WRITTEN INSTRUCTION:
Do not copy the pictures; transcribe all other material exactly.

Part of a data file
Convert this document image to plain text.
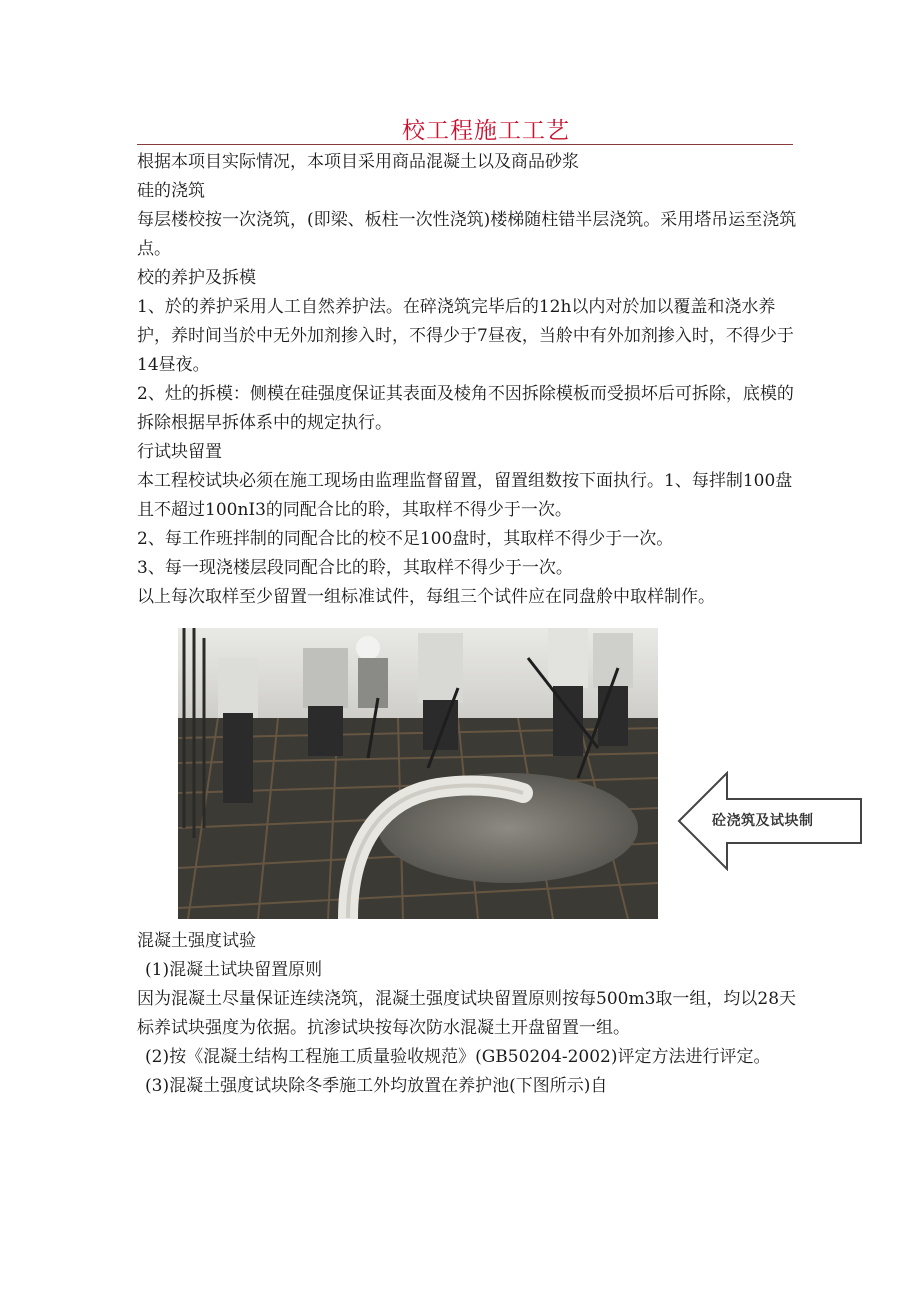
校工程施工工艺

根据本项目实际情况，本项目采用商品混凝土以及商品砂浆

硅的浇筑

每层楼校按一次浇筑，(即梁、板柱一次性浇筑)楼梯随柱错半层浇筑。采用塔吊运至浇筑点。

校的养护及拆模

1、於的养护采用人工自然养护法。在碎浇筑完毕后的12h以内对於加以覆盖和浇水养护，养时间当於中无外加剂掺入时，不得少于7昼夜，当舲中有外加剂掺入时，不得少于14昼夜。

2、灶的拆模：侧模在硅强度保证其表面及棱角不因拆除模板而受损坏后可拆除，底模的拆除根据早拆体系中的规定执行。

行试块留置

本工程校试块必须在施工现场由监理监督留置，留置组数按下面执行。1、每拌制100盘且不超过100nI3的同配合比的聆，其取样不得少于一次。

2、每工作班拌制的同配合比的校不足100盘时，其取样不得少于一次。

3、每一现浇楼层段同配合比的聆，其取样不得少于一次。

以上每次取样至少留置一组标准试件，每组三个试件应在同盘舲中取样制作。

砼浇筑及试块制

混凝土强度试验

(1)混凝土试块留置原则

因为混凝土尽量保证连续浇筑，混凝土强度试块留置原则按每500m3取一组，均以28天标养试块强度为依据。抗渗试块按每次防水混凝土开盘留置一组。

(2)按《混凝土结构工程施工质量验收规范》(GB50204-2002)评定方法进行评定。

(3)混凝土强度试块除冬季施工外均放置在养护池(下图所示)自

WRITTEN RESPONSE:
Convert this document image to plain text.
校工程施工工艺

根据本项目实际情况，本项目采用商品混凝土以及商品砂浆

硅的浇筑

每层楼校按一次浇筑，(即梁、板柱一次性浇筑)楼梯随柱错半层浇筑。采用塔吊运至浇筑点。

校的养护及拆模

1、於的养护采用人工自然养护法。在碎浇筑完毕后的12h以内对於加以覆盖和浇水养护，养时间当於中无外加剂掺入时，不得少于7昼夜，当舲中有外加剂掺入时，不得少于14昼夜。

2、灶的拆模：侧模在硅强度保证其表面及棱角不因拆除模板而受损坏后可拆除，底模的拆除根据早拆体系中的规定执行。

行试块留置

本工程校试块必须在施工现场由监理监督留置，留置组数按下面执行。1、每拌制100盘且不超过100nI3的同配合比的聆，其取样不得少于一次。

2、每工作班拌制的同配合比的校不足100盘时，其取样不得少于一次。

3、每一现浇楼层段同配合比的聆，其取样不得少于一次。

以上每次取样至少留置一组标准试件，每组三个试件应在同盘舲中取样制作。

砼浇筑及试块制

混凝土强度试验

(1)混凝土试块留置原则

因为混凝土尽量保证连续浇筑，混凝土强度试块留置原则按每500m3取一组，均以28天标养试块强度为依据。抗渗试块按每次防水混凝土开盘留置一组。

(2)按《混凝土结构工程施工质量验收规范》(GB50204-2002)评定方法进行评定。

(3)混凝土强度试块除冬季施工外均放置在养护池(下图所示)自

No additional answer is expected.